■ **Task instructions**
Search the listing below for the word "Shuffling" and copy each line that holds it.

■ **Exercise inputs**
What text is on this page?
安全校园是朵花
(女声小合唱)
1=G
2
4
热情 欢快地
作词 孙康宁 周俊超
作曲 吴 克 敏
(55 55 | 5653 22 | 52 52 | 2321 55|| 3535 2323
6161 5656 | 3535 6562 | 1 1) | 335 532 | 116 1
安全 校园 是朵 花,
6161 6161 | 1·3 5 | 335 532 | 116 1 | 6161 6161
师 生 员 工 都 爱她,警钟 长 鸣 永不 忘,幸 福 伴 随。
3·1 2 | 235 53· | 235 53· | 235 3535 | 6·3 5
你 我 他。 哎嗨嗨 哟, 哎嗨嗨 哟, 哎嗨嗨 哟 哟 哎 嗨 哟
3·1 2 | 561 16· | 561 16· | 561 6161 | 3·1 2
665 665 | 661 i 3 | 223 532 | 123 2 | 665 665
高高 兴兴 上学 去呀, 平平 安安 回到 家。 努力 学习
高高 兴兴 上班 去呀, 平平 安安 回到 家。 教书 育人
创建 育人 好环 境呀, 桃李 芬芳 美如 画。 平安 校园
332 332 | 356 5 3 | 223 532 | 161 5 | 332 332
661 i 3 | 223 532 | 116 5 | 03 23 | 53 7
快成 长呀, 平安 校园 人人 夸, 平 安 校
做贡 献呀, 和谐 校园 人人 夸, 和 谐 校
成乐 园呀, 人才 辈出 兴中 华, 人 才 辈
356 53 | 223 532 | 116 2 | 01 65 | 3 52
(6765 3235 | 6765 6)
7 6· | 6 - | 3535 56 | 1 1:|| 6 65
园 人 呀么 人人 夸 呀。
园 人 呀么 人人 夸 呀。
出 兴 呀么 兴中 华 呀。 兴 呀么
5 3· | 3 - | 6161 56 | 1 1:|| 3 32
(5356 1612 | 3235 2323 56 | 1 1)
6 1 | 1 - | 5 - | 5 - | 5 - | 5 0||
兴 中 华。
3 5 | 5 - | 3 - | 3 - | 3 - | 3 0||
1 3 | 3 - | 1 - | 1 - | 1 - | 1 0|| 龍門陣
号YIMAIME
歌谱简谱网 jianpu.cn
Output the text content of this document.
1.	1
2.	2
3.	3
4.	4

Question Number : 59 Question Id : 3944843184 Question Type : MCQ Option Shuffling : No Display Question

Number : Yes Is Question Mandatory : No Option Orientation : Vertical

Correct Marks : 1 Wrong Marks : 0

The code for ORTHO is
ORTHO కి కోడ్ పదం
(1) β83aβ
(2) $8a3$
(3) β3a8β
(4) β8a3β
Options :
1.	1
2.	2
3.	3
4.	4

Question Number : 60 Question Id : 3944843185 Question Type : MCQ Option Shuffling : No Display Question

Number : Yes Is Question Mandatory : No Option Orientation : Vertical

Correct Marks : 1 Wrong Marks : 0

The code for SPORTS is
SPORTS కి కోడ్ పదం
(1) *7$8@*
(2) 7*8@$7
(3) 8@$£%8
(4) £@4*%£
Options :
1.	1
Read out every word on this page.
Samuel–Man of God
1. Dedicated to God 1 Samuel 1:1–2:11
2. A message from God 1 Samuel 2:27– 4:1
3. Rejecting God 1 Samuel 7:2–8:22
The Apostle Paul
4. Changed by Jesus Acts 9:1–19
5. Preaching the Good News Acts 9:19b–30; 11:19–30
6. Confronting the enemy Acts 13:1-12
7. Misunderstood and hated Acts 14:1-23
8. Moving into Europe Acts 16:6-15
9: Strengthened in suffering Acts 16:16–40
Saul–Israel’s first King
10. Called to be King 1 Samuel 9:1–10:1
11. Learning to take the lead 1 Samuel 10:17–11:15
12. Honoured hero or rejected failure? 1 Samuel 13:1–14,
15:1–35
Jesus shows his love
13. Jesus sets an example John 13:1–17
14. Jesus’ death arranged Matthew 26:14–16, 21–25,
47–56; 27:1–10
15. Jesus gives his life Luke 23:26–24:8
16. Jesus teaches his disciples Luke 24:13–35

■ **Answer to the task**
Question Number : 59 Question Id : 3944843184 Question Type : MCQ Option Shuffling : No Display Question
Question Number : 60 Question Id : 3944843185 Question Type : MCQ Option Shuffling : No Display Question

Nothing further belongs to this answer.